> SHORT TASK:
Check every line below for the string "label", and copy the lines that contain it.

──────

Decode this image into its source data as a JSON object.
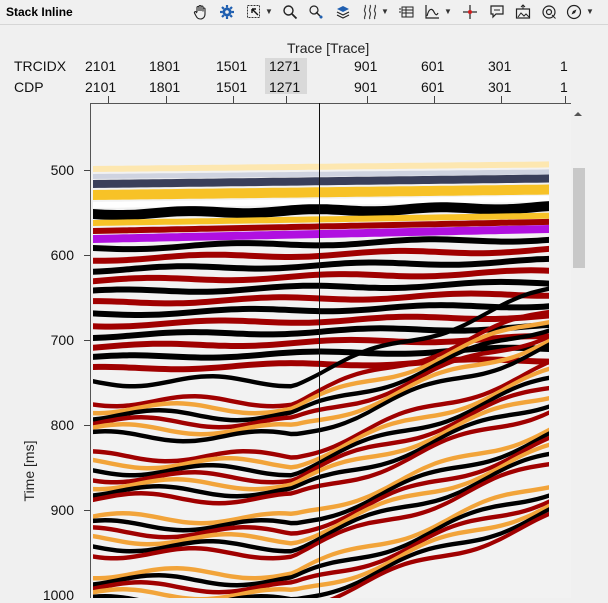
{
  "window": {
    "title": "Stack Inline"
  },
  "toolbar": {
    "icons": [
      "hand-icon",
      "gear-icon",
      "zoom-box-icon",
      "magnifier-icon",
      "pick-icon",
      "layers-icon",
      "wiggle-icon",
      "table-icon",
      "chart-icon",
      "crosshair-icon",
      "comment-icon",
      "export-image-icon",
      "snapshot-icon",
      "compass-icon"
    ]
  },
  "header": {
    "axis_title": "Trace [Trace]",
    "rows": [
      {
        "label": "TRCIDX",
        "values": [
          "2101",
          "1801",
          "1501",
          "1271",
          "901",
          "601",
          "301",
          "1"
        ]
      },
      {
        "label": "CDP",
        "values": [
          "2101",
          "1801",
          "1501",
          "1271",
          "901",
          "601",
          "301",
          "1"
        ]
      }
    ]
  },
  "yaxis": {
    "label": "Time [ms]",
    "ticks": [
      "500",
      "600",
      "700",
      "800",
      "900",
      "1000"
    ]
  },
  "colors": {
    "seismic_black": "#000000",
    "seismic_red": "#a00000",
    "seismic_yellow": "#f7c227",
    "horizon": "#b010e0"
  }
}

──────

> TASK RESULT:
        "label": "TRCIDX",
        "label": "CDP",
    "label": "Time [ms]",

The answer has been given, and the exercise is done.